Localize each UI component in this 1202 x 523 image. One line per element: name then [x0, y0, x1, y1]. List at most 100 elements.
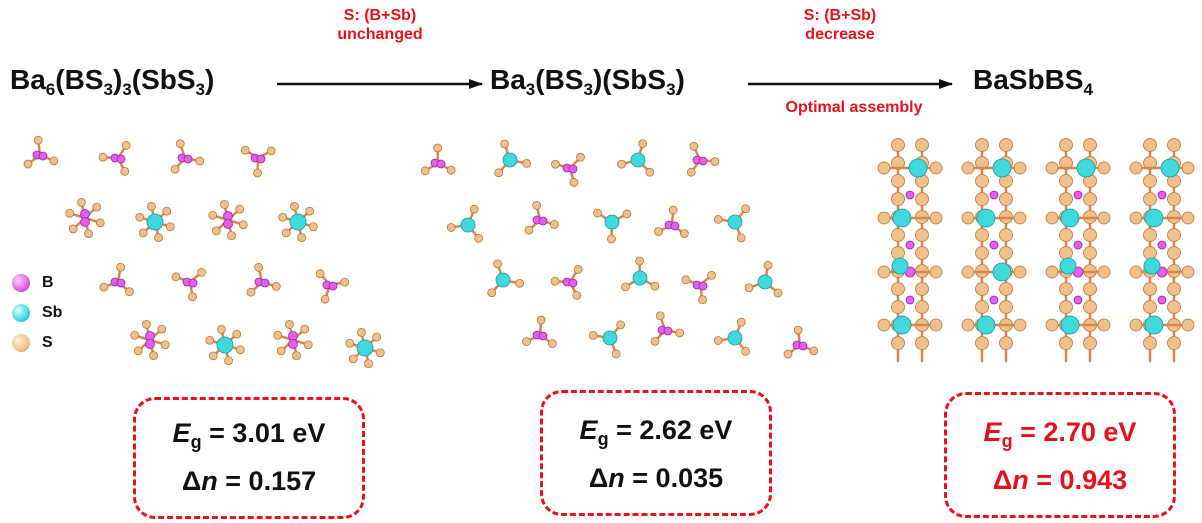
sulfur-atom	[1143, 336, 1157, 350]
arrow-1-condition: S: (B+Sb)	[343, 7, 417, 24]
sulfur-atom	[372, 332, 382, 342]
sulfur-atom	[1181, 161, 1195, 175]
sulfur-atom	[522, 337, 531, 346]
birefringence-value: = 0.157	[225, 466, 317, 496]
sulfur-atom	[1045, 161, 1059, 175]
antimony-atom	[976, 208, 996, 228]
sulfur-atom	[170, 164, 180, 174]
sulfur-atom	[1181, 265, 1195, 279]
sulfur-atom	[303, 340, 313, 350]
sulfur-atom	[638, 139, 648, 149]
boron-atom	[905, 295, 915, 305]
sulfur-atom	[877, 211, 891, 225]
sulfur-atom	[929, 318, 943, 332]
sulfur-atom	[469, 204, 479, 214]
sulfur-atom	[1059, 174, 1073, 188]
sulfur-atom	[92, 202, 102, 212]
sulfur-atom	[686, 167, 696, 177]
sulfur-atom	[668, 205, 678, 215]
sulfur-atom	[929, 265, 943, 279]
boron-atom	[1073, 190, 1083, 200]
sulfur-atom	[877, 318, 891, 332]
sulfur-atom	[1167, 246, 1181, 260]
arrow-2-condition: S: (B+Sb)	[803, 7, 877, 24]
sulfur-atom	[305, 206, 315, 216]
sulfur-atom	[569, 178, 579, 187]
sulfur-atom	[120, 166, 130, 176]
sulfur-atom	[915, 228, 929, 242]
antimony-atom	[216, 336, 234, 354]
sulfur-atom	[681, 275, 691, 285]
sulfur-atom	[550, 276, 560, 286]
sulfur-atom	[588, 331, 598, 340]
sulfur-atom	[433, 143, 443, 153]
sulfur-atom	[211, 226, 221, 236]
formula-basbbs4: BaSbBS4	[973, 64, 1093, 99]
sulfur-atom	[1083, 192, 1097, 206]
sulfur-atom	[961, 318, 975, 332]
arrow-2-label: S: (B+Sb) decrease	[770, 6, 910, 44]
sulfur-atom	[915, 246, 929, 260]
sulfur-atom	[1059, 138, 1073, 152]
boron-atom	[80, 217, 90, 227]
antimony-atom	[604, 214, 620, 230]
boron-atom-icon	[12, 274, 30, 292]
sulfur-atom	[487, 288, 497, 298]
sulfur-atom	[999, 228, 1013, 242]
antimony-atom	[891, 257, 909, 275]
arrow-2-trend: decrease	[805, 26, 875, 44]
sulfur-atom	[1143, 282, 1157, 296]
sulfur-atom	[160, 340, 170, 350]
sulfur-atom	[1059, 228, 1073, 242]
sulfur-atom	[420, 166, 430, 176]
antimony-atom	[502, 152, 518, 168]
sulfur-atom	[1083, 336, 1097, 350]
antimony-atom	[1143, 257, 1161, 275]
antimony-atom	[1076, 158, 1096, 178]
antimony-atom	[727, 330, 743, 346]
sulfur-atom	[707, 271, 716, 280]
sulfur-atom	[975, 246, 989, 260]
boron-atom	[698, 281, 708, 291]
sulfur-atom	[809, 346, 819, 356]
sulfur-atom	[217, 324, 226, 334]
sulfur-atom	[891, 228, 905, 242]
sulfur-atom	[1059, 156, 1073, 170]
sulfur-atom	[915, 282, 929, 296]
antimony-atom	[495, 272, 511, 288]
sulfur-atom	[654, 227, 663, 236]
sulfur-atom	[1059, 192, 1073, 206]
boron-atom	[183, 154, 193, 164]
sulfur-atom	[1013, 211, 1027, 225]
sulfur-atom	[232, 329, 242, 339]
antimony-atom	[356, 339, 374, 357]
band-gap-value: = 2.62 eV	[616, 415, 733, 445]
sulfur-atom	[915, 300, 929, 314]
sulfur-atom-icon	[12, 334, 30, 352]
sulfur-atom	[357, 327, 366, 337]
sulfur-atom	[246, 287, 256, 297]
boron-atom	[905, 190, 915, 200]
sulfur-atom	[522, 158, 532, 168]
sulfur-atom	[175, 139, 185, 149]
boron-atom	[1073, 295, 1083, 305]
sulfur-atom	[1097, 265, 1111, 279]
sulfur-atom	[1013, 161, 1027, 175]
sulfur-atom	[736, 317, 746, 327]
sulfur-atom	[532, 200, 542, 210]
sulfur-atom	[1143, 156, 1157, 170]
structure-ba6bs3-3-sbs3	[23, 135, 385, 369]
sulfur-atom	[205, 335, 215, 345]
sulfur-atom	[713, 215, 723, 224]
sulfur-atom	[689, 141, 699, 151]
boron-atom	[38, 151, 48, 161]
sulfur-atom	[1129, 265, 1143, 279]
sulfur-atom	[675, 328, 685, 338]
sulfur-atom	[171, 272, 181, 282]
sulfur-atom	[1083, 300, 1097, 314]
sulfur-atom	[1097, 161, 1111, 175]
boron-atom	[989, 190, 999, 200]
sulfur-atom	[891, 300, 905, 314]
sulfur-atom	[999, 192, 1013, 206]
sulfur-atom	[1143, 174, 1157, 188]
==*==
Your objective:
Copy out all of the entries above with "antimony-atom" replaced by "Sb-atom" everywhere it occurs, keeping everything else the same. Leave out the picture.

Answer to this task:
Localize each UI component in this 1202 x 523 image. One line per element: name then [x0, y0, x1, y1]. List at most 100 elements.
sulfur-atom	[1143, 336, 1157, 350]
arrow-1-condition: S: (B+Sb)	[343, 7, 417, 24]
sulfur-atom	[372, 332, 382, 342]
sulfur-atom	[1181, 161, 1195, 175]
sulfur-atom	[522, 337, 531, 346]
birefringence-value: = 0.157	[225, 466, 317, 496]
sulfur-atom	[1045, 161, 1059, 175]
Sb-atom	[976, 208, 996, 228]
sulfur-atom	[170, 164, 180, 174]
sulfur-atom	[1181, 265, 1195, 279]
sulfur-atom	[303, 340, 313, 350]
sulfur-atom	[638, 139, 648, 149]
boron-atom	[905, 295, 915, 305]
sulfur-atom	[877, 211, 891, 225]
sulfur-atom	[929, 318, 943, 332]
sulfur-atom	[469, 204, 479, 214]
sulfur-atom	[1059, 174, 1073, 188]
sulfur-atom	[92, 202, 102, 212]
sulfur-atom	[686, 167, 696, 177]
sulfur-atom	[668, 205, 678, 215]
sulfur-atom	[929, 265, 943, 279]
boron-atom	[1073, 190, 1083, 200]
sulfur-atom	[877, 318, 891, 332]
sulfur-atom	[1167, 246, 1181, 260]
arrow-2-condition: S: (B+Sb)	[803, 7, 877, 24]
sulfur-atom	[305, 206, 315, 216]
sulfur-atom	[569, 178, 579, 187]
sulfur-atom	[120, 166, 130, 176]
sulfur-atom	[915, 228, 929, 242]
Sb-atom	[216, 336, 234, 354]
sulfur-atom	[681, 275, 691, 285]
sulfur-atom	[550, 276, 560, 286]
sulfur-atom	[588, 331, 598, 340]
sulfur-atom	[433, 143, 443, 153]
sulfur-atom	[211, 226, 221, 236]
formula-basbbs4: BaSbBS4	[973, 64, 1093, 99]
sulfur-atom	[1083, 192, 1097, 206]
sulfur-atom	[961, 318, 975, 332]
arrow-2-label: S: (B+Sb) decrease	[770, 6, 910, 44]
sulfur-atom	[915, 246, 929, 260]
sulfur-atom	[1059, 138, 1073, 152]
boron-atom	[80, 217, 90, 227]
Sb-atom	[604, 214, 620, 230]
boron-atom-icon	[12, 274, 30, 292]
sulfur-atom	[487, 288, 497, 298]
sulfur-atom	[999, 228, 1013, 242]
Sb-atom	[891, 257, 909, 275]
arrow-2-trend: decrease	[805, 26, 875, 44]
sulfur-atom	[1143, 282, 1157, 296]
sulfur-atom	[160, 340, 170, 350]
sulfur-atom	[1059, 228, 1073, 242]
sulfur-atom	[420, 166, 430, 176]
Sb-atom	[502, 152, 518, 168]
sulfur-atom	[1083, 336, 1097, 350]
Sb-atom	[1143, 257, 1161, 275]
Sb-atom	[1076, 158, 1096, 178]
Sb-atom	[727, 330, 743, 346]
sulfur-atom	[707, 271, 716, 280]
sulfur-atom	[975, 246, 989, 260]
boron-atom	[698, 281, 708, 291]
sulfur-atom	[809, 346, 819, 356]
sulfur-atom	[217, 324, 226, 334]
sulfur-atom	[891, 228, 905, 242]
sulfur-atom	[1059, 156, 1073, 170]
sulfur-atom	[915, 282, 929, 296]
Sb-atom	[495, 272, 511, 288]
sulfur-atom	[654, 227, 663, 236]
sulfur-atom	[1059, 192, 1073, 206]
boron-atom	[183, 154, 193, 164]
sulfur-atom	[1013, 211, 1027, 225]
sulfur-atom	[232, 329, 242, 339]
Sb-atom	[356, 339, 374, 357]
band-gap-value: = 2.62 eV	[616, 415, 733, 445]
sulfur-atom	[915, 300, 929, 314]
sulfur-atom-icon	[12, 334, 30, 352]
sulfur-atom	[357, 327, 366, 337]
sulfur-atom	[246, 287, 256, 297]
boron-atom	[905, 190, 915, 200]
sulfur-atom	[522, 158, 532, 168]
sulfur-atom	[175, 139, 185, 149]
boron-atom	[1073, 295, 1083, 305]
sulfur-atom	[1097, 265, 1111, 279]
sulfur-atom	[1013, 161, 1027, 175]
sulfur-atom	[736, 317, 746, 327]
sulfur-atom	[532, 200, 542, 210]
sulfur-atom	[1143, 156, 1157, 170]
structure-ba6bs3-3-sbs3	[23, 135, 385, 369]
sulfur-atom	[205, 335, 215, 345]
sulfur-atom	[713, 215, 723, 224]
sulfur-atom	[689, 141, 699, 151]
boron-atom	[38, 151, 48, 161]
sulfur-atom	[1129, 265, 1143, 279]
sulfur-atom	[675, 328, 685, 338]
sulfur-atom	[171, 272, 181, 282]
sulfur-atom	[1083, 300, 1097, 314]
sulfur-atom	[1097, 161, 1111, 175]
boron-atom	[989, 190, 999, 200]
sulfur-atom	[891, 300, 905, 314]
sulfur-atom	[999, 192, 1013, 206]
sulfur-atom	[1143, 174, 1157, 188]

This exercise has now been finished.